§ **DO THIS**: Repeat exactly the lines beginning at the one that contains "Read this page and output its text content." and running to the end of the material. Omit the pictures.

** begin DATA FOR THIS EXERCISE **

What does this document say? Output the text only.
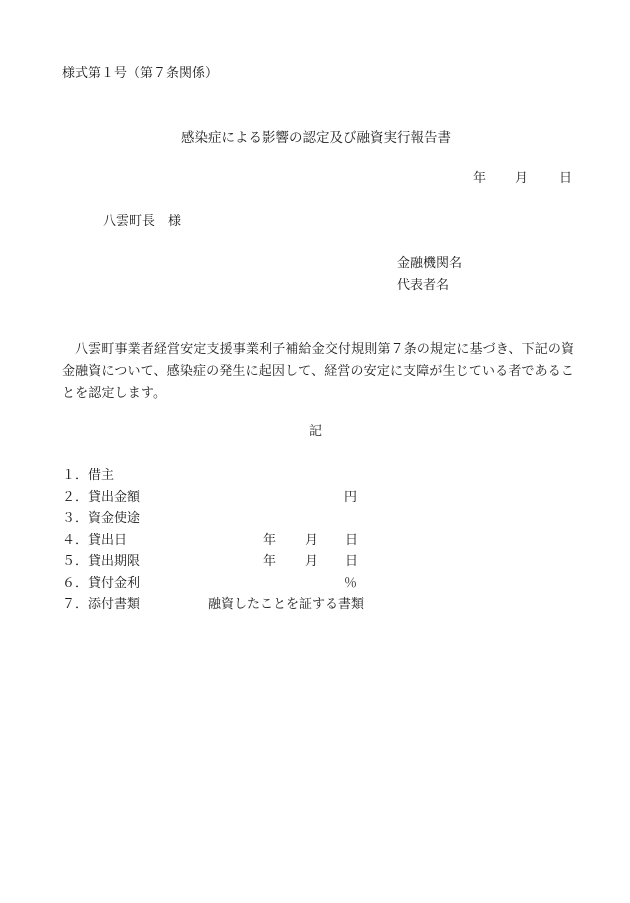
様式第１号（第７条関係）
感染症による影響の認定及び融資実行報告書
年 月 日
八雲町長 様
金融機関名
代表者名
八雲町事業者経営安定支援事業利子補給金交付規則第７条の規定に基づき、下記の資金融資について、感染症の発生に起因して、経営の安定に支障が生じている者であることを認定します。
記
１． 借主
２． 貸出金額	円
３． 資金使途
４． 貸出日	年 月 日
５． 貸出期限	年 月 日
６． 貸付金利	％
７． 添付書類	融資したことを証する書類
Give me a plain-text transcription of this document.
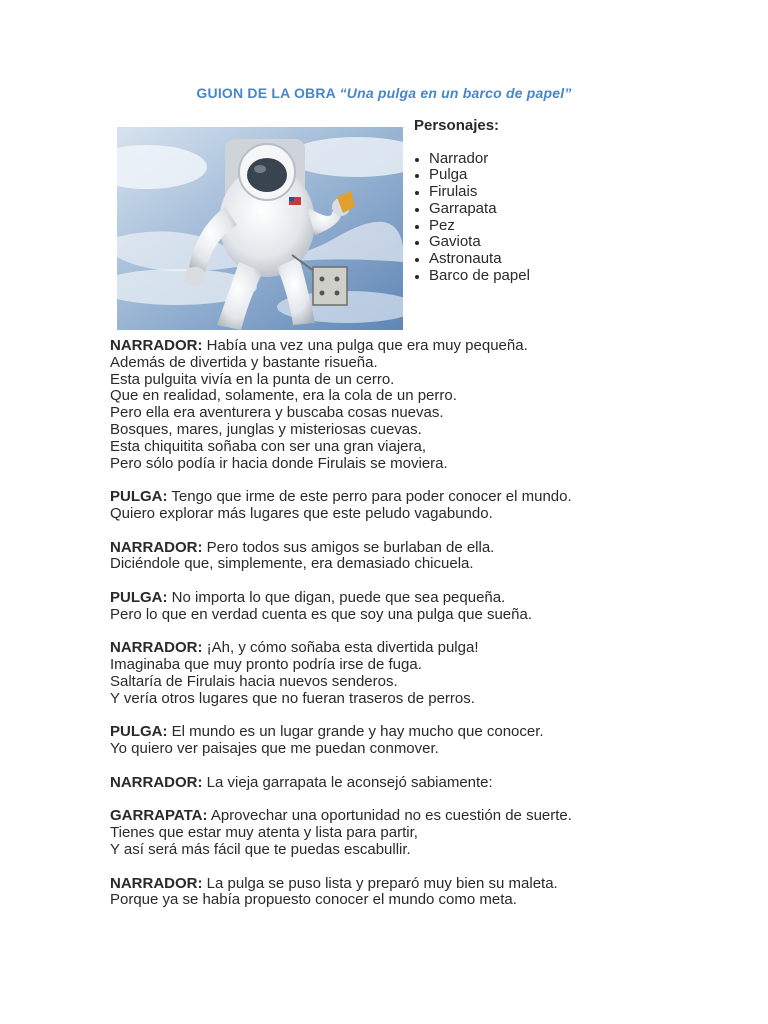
GUION DE LA OBRA “Una pulga en un barco de papel”
Personajes:
Narrador
Pulga
Firulais
Garrapata
Pez
Gaviota
Astronauta
Barco de papel
NARRADOR: Había una vez una pulga que era muy pequeña.
Además de divertida y bastante risueña.
Esta pulguita vivía en la punta de un cerro.
Que en realidad, solamente, era la cola de un perro.
Pero ella era aventurera y buscaba cosas nuevas.
Bosques, mares, junglas y misteriosas cuevas.
Esta chiquitita soñaba con ser una gran viajera,
Pero sólo podía ir hacia donde Firulais se moviera.
PULGA: Tengo que irme de este perro para poder conocer el mundo.
Quiero explorar más lugares que este peludo vagabundo.
NARRADOR: Pero todos sus amigos se burlaban de ella.
Diciéndole que, simplemente, era demasiado chicuela.
PULGA: No importa lo que digan, puede que sea pequeña.
Pero lo que en verdad cuenta es que soy una pulga que sueña.
NARRADOR: ¡Ah, y cómo soñaba esta divertida pulga!
Imaginaba que muy pronto podría irse de fuga.
Saltaría de Firulais hacia nuevos senderos.
Y vería otros lugares que no fueran traseros de perros.
PULGA: El mundo es un lugar grande y hay mucho que conocer.
Yo quiero ver paisajes que me puedan conmover.
NARRADOR: La vieja garrapata le aconsejó sabiamente:
GARRAPATA: Aprovechar una oportunidad no es cuestión de suerte.
Tienes que estar muy atenta y lista para partir,
Y así será más fácil que te puedas escabullir.
NARRADOR: La pulga se puso lista y preparó muy bien su maleta.
Porque ya se había propuesto conocer el mundo como meta.
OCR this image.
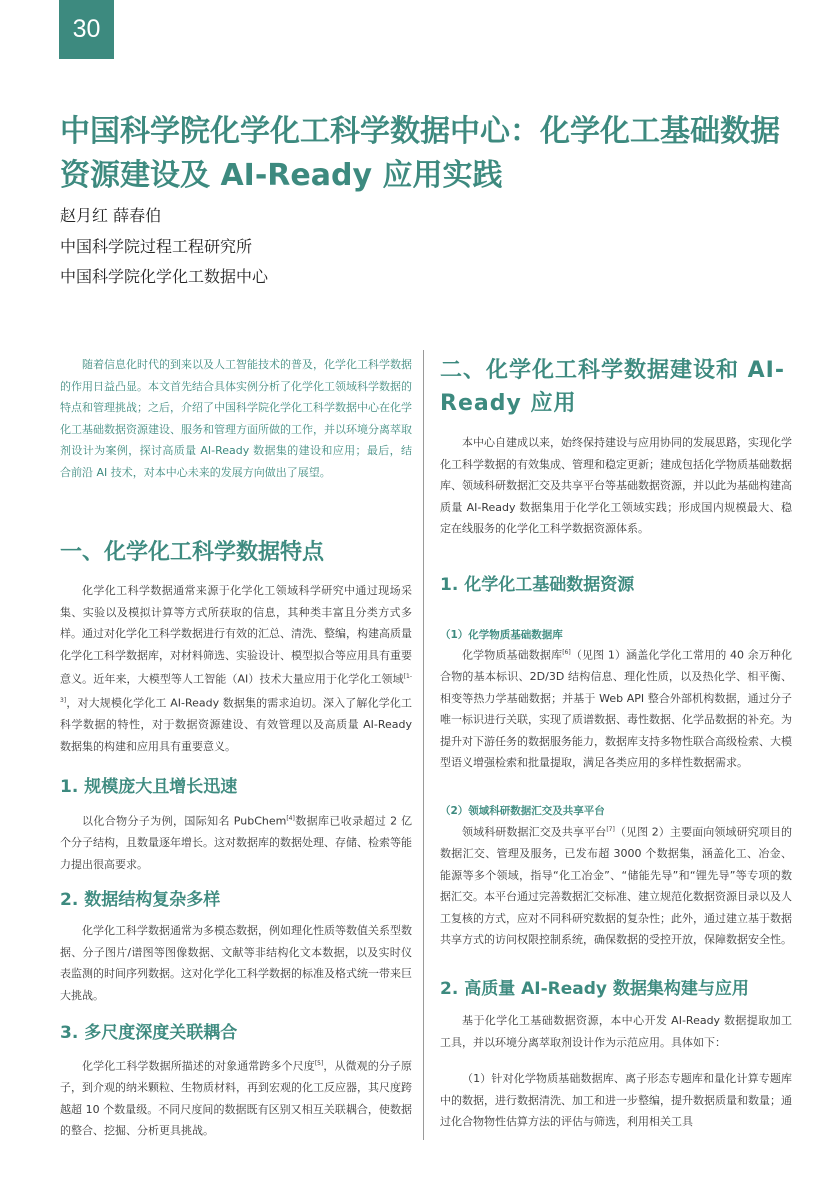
30
中国科学院化学化工科学数据中心：化学化工基础数据资源建设及 AI-Ready 应用实践
赵月红 薛春伯
中国科学院过程工程研究所
中国科学院化学化工数据中心

随着信息化时代的到来以及人工智能技术的普及，化学化工科学数据的作用日益凸显。本文首先结合具体实例分析了化学化工领域科学数据的特点和管理挑战；之后，介绍了中国科学院化学化工科学数据中心在化学化工基础数据资源建设、服务和管理方面所做的工作，并以环境分离萃取剂设计为案例，探讨高质量 AI-Ready 数据集的建设和应用；最后，结合前沿 AI 技术，对本中心未来的发展方向做出了展望。

一、化学化工科学数据特点

化学化工科学数据通常来源于化学化工领域科学研究中通过现场采集、实验以及模拟计算等方式所获取的信息，其种类丰富且分类方式多样。通过对化学化工科学数据进行有效的汇总、清洗、整编，构建高质量化学化工科学数据库，对材料筛选、实验设计、模型拟合等应用具有重要意义。近年来，大模型等人工智能（AI）技术大量应用于化学化工领域[1-3]，对大规模化学化工 AI-Ready 数据集的需求迫切。深入了解化学化工科学数据的特性，对于数据资源建设、有效管理以及高质量 AI-Ready 数据集的构建和应用具有重要意义。

1. 规模庞大且增长迅速

以化合物分子为例，国际知名 PubChem[4]数据库已收录超过 2 亿个分子结构，且数量逐年增长。这对数据库的数据处理、存储、检索等能力提出很高要求。

2. 数据结构复杂多样

化学化工科学数据通常为多模态数据，例如理化性质等数值关系型数据、分子图片/谱图等图像数据、文献等非结构化文本数据，以及实时仪表监测的时间序列数据。这对化学化工科学数据的标准及格式统一带来巨大挑战。

3. 多尺度深度关联耦合

化学化工科学数据所描述的对象通常跨多个尺度[5]，从微观的分子原子，到介观的纳米颗粒、生物质材料，再到宏观的化工反应器，其尺度跨越超 10 个数量级。不同尺度间的数据既有区别又相互关联耦合，使数据的整合、挖掘、分析更具挑战。

二、化学化工科学数据建设和 AI-Ready 应用

本中心自建成以来，始终保持建设与应用协同的发展思路，实现化学化工科学数据的有效集成、管理和稳定更新；建成包括化学物质基础数据库、领域科研数据汇交及共享平台等基础数据资源，并以此为基础构建高质量 AI-Ready 数据集用于化学化工领域实践；形成国内规模最大、稳定在线服务的化学化工科学数据资源体系。

1. 化学化工基础数据资源
（1）化学物质基础数据库

化学物质基础数据库[6]（见图 1）涵盖化学化工常用的 40 余万种化合物的基本标识、2D/3D 结构信息、理化性质，以及热化学、相平衡、相变等热力学基础数据；并基于 Web API 整合外部机构数据，通过分子唯一标识进行关联，实现了质谱数据、毒性数据、化学品数据的补充。为提升对下游任务的数据服务能力，数据库支持多物性联合高级检索、大模型语义增强检索和批量提取，满足各类应用的多样性数据需求。

（2）领域科研数据汇交及共享平台

领域科研数据汇交及共享平台[7]（见图 2）主要面向领域研究项目的数据汇交、管理及服务，已发布超 3000 个数据集，涵盖化工、冶金、能源等多个领域，指导“化工冶金”、“储能先导”和“锂先导”等专项的数据汇交。本平台通过完善数据汇交标准、建立规范化数据资源目录以及人工复核的方式，应对不同科研究数据的复杂性；此外，通过建立基于数据共享方式的访问权限控制系统，确保数据的受控开放，保障数据安全性。

2. 高质量 AI-Ready 数据集构建与应用

基于化学化工基础数据资源，本中心开发 AI-Ready 数据提取加工工具，并以环境分离萃取剂设计作为示范应用。具体如下：

（1）针对化学物质基础数据库、离子形态专题库和量化计算专题库中的数据，进行数据清洗、加工和进一步整编，提升数据质量和数量；通过化合物物性估算方法的评估与筛选，利用相关工具
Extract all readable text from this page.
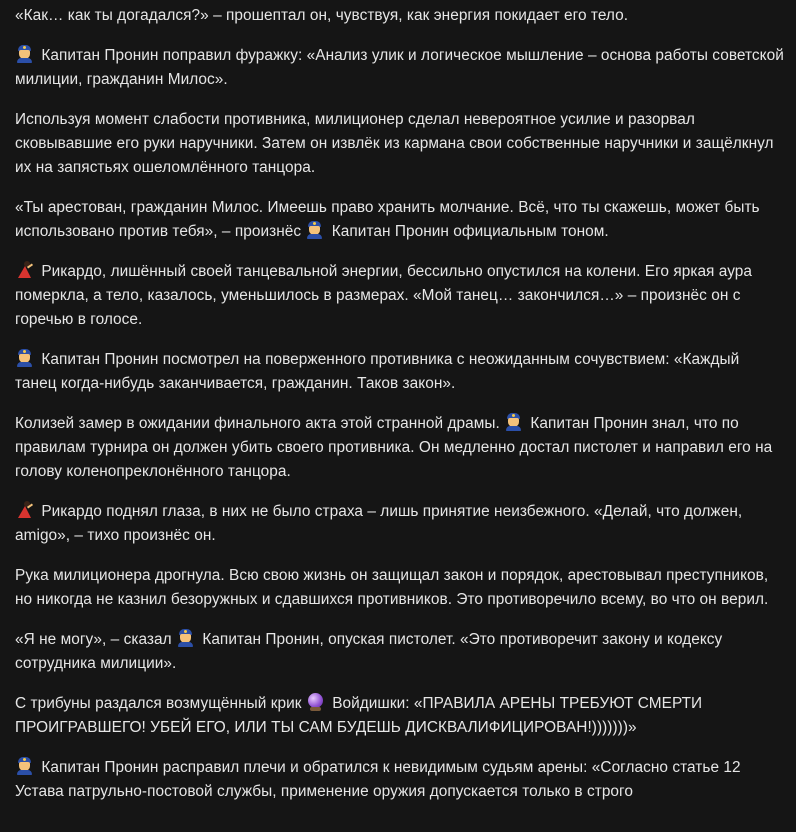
«Как… как ты догадался?» – прошептал он, чувствуя, как энергия покидает его тело.

Капитан Пронин поправил фуражку: «Анализ улик и логическое мышление – основа работы советской милиции, гражданин Милос».

Используя момент слабости противника, милиционер сделал невероятное усилие и разорвал сковывавшие его руки наручники. Затем он извлёк из кармана свои собственные наручники и защёлкнул их на запястьях ошеломлённого танцора.

«Ты арестован, гражданин Милос. Имеешь право хранить молчание. Всё, что ты скажешь, может быть использовано против тебя», – произнёс Капитан Пронин официальным тоном.

Рикардо, лишённый своей танцевальной энергии, бессильно опустился на колени. Его яркая аура померкла, а тело, казалось, уменьшилось в размерах. «Мой танец… закончился…» – произнёс он с горечью в голосе.

Капитан Пронин посмотрел на поверженного противника с неожиданным сочувствием: «Каждый танец когда-нибудь заканчивается, гражданин. Таков закон».

Колизей замер в ожидании финального акта этой странной драмы. Капитан Пронин знал, что по правилам турнира он должен убить своего противника. Он медленно достал пистолет и направил его на голову коленопреклонённого танцора.

Рикардо поднял глаза, в них не было страха – лишь принятие неизбежного. «Делай, что должен, amigo», – тихо произнёс он.

Рука милиционера дрогнула. Всю свою жизнь он защищал закон и порядок, арестовывал преступников, но никогда не казнил безоружных и сдавшихся противников. Это противоречило всему, во что он верил.

«Я не могу», – сказал Капитан Пронин, опуская пистолет. «Это противоречит закону и кодексу сотрудника милиции».

С трибуны раздался возмущённый крик Войдишки: «ПРАВИЛА АРЕНЫ ТРЕБУЮТ СМЕРТИ ПРОИГРАВШЕГО! УБЕЙ ЕГО, ИЛИ ТЫ САМ БУДЕШЬ ДИСКВАЛИФИЦИРОВАН!)))))))»

Капитан Пронин расправил плечи и обратился к невидимым судьям арены: «Согласно статье 12 Устава патрульно-постовой службы, применение оружия допускается только в строго
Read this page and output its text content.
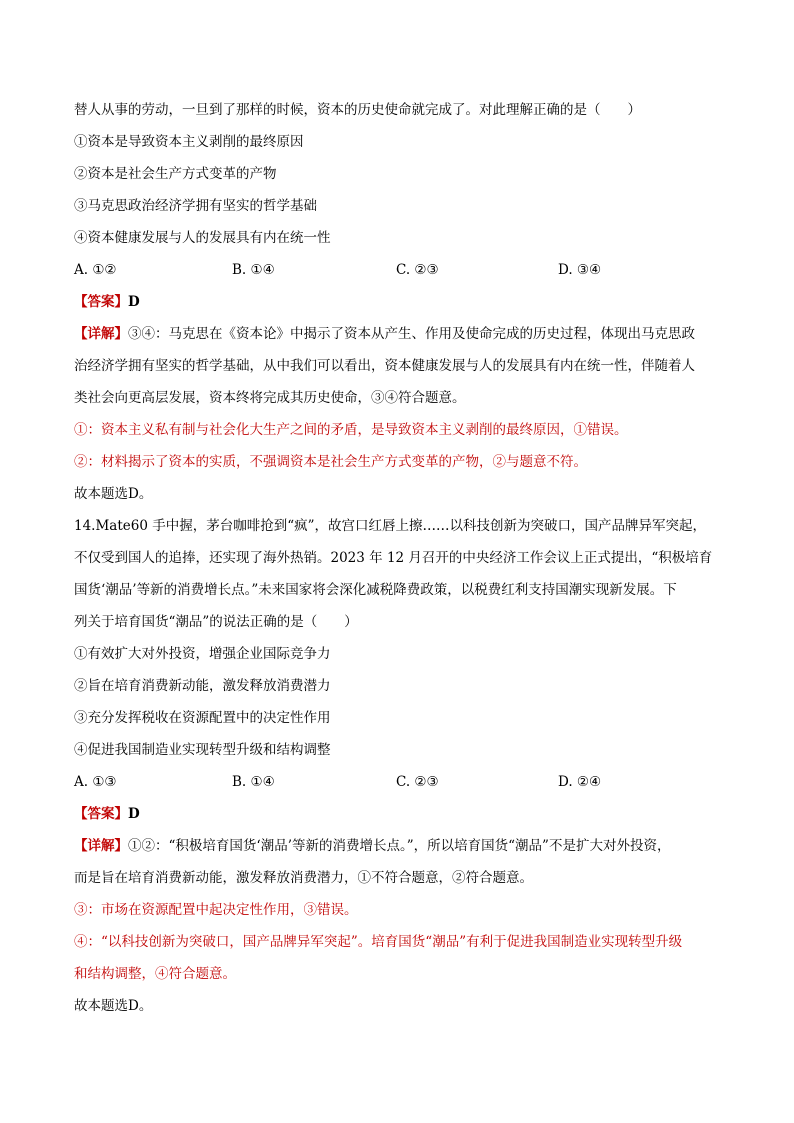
替人从事的劳动，一旦到了那样的时候，资本的历史使命就完成了。对此理解正确的是（　　）
①资本是导致资本主义剥削的最终原因
②资本是社会生产方式变革的产物
③马克思政治经济学拥有坚实的哲学基础
④资本健康发展与人的发展具有内在统一性
A. ①②	B. ①④	C. ②③	D. ③④
【答案】D
【详解】③④：马克思在《资本论》中揭示了资本从产生、作用及使命完成的历史过程，体现出马克思政
治经济学拥有坚实的哲学基础，从中我们可以看出，资本健康发展与人的发展具有内在统一性，伴随着人
类社会向更高层发展，资本终将完成其历史使命，③④符合题意。
①：资本主义私有制与社会化大生产之间的矛盾，是导致资本主义剥削的最终原因，①错误。
②：材料揭示了资本的实质，不强调资本是社会生产方式变革的产物，②与题意不符。
故本题选D。
14.Mate60 手中握，茅台咖啡抢到“疯”，故宫口红唇上擦……以科技创新为突破口，国产品牌异军突起，
不仅受到国人的追捧，还实现了海外热销。2023 年 12 月召开的中央经济工作会议上正式提出，“积极培育
国货‘潮品’等新的消费增长点。”未来国家将会深化减税降费政策，以税费红利支持国潮实现新发展。下
列关于培育国货“潮品”的说法正确的是（　　）
①有效扩大对外投资，增强企业国际竞争力
②旨在培育消费新动能，激发释放消费潜力
③充分发挥税收在资源配置中的决定性作用
④促进我国制造业实现转型升级和结构调整
A. ①③	B. ①④	C. ②③	D. ②④
【答案】D
【详解】①②：“积极培育国货‘潮品’等新的消费增长点。”，所以培育国货“潮品”不是扩大对外投资，
而是旨在培育消费新动能，激发释放消费潜力，①不符合题意，②符合题意。
③：市场在资源配置中起决定性作用，③错误。
④：“以科技创新为突破口，国产品牌异军突起”。培育国货“潮品”有利于促进我国制造业实现转型升级
和结构调整，④符合题意。
故本题选D。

** end DATA FOR THIS EXERCISE **

§ **ANSWER TO THIS EXERCISE**:
Read this page and output its text content.
替人从事的劳动，一旦到了那样的时候，资本的历史使命就完成了。对此理解正确的是（　　）
①资本是导致资本主义剥削的最终原因
②资本是社会生产方式变革的产物
③马克思政治经济学拥有坚实的哲学基础
④资本健康发展与人的发展具有内在统一性
A. ①②	B. ①④	C. ②③	D. ③④
【答案】D
【详解】③④：马克思在《资本论》中揭示了资本从产生、作用及使命完成的历史过程，体现出马克思政
治经济学拥有坚实的哲学基础，从中我们可以看出，资本健康发展与人的发展具有内在统一性，伴随着人
类社会向更高层发展，资本终将完成其历史使命，③④符合题意。
①：资本主义私有制与社会化大生产之间的矛盾，是导致资本主义剥削的最终原因，①错误。
②：材料揭示了资本的实质，不强调资本是社会生产方式变革的产物，②与题意不符。
故本题选D。
14.Mate60 手中握，茅台咖啡抢到“疯”，故宫口红唇上擦……以科技创新为突破口，国产品牌异军突起，
不仅受到国人的追捧，还实现了海外热销。2023 年 12 月召开的中央经济工作会议上正式提出，“积极培育
国货‘潮品’等新的消费增长点。”未来国家将会深化减税降费政策，以税费红利支持国潮实现新发展。下
列关于培育国货“潮品”的说法正确的是（　　）
①有效扩大对外投资，增强企业国际竞争力
②旨在培育消费新动能，激发释放消费潜力
③充分发挥税收在资源配置中的决定性作用
④促进我国制造业实现转型升级和结构调整
A. ①③	B. ①④	C. ②③	D. ②④
【答案】D
【详解】①②：“积极培育国货‘潮品’等新的消费增长点。”，所以培育国货“潮品”不是扩大对外投资，
而是旨在培育消费新动能，激发释放消费潜力，①不符合题意，②符合题意。
③：市场在资源配置中起决定性作用，③错误。
④：“以科技创新为突破口，国产品牌异军突起”。培育国货“潮品”有利于促进我国制造业实现转型升级
和结构调整，④符合题意。
故本题选D。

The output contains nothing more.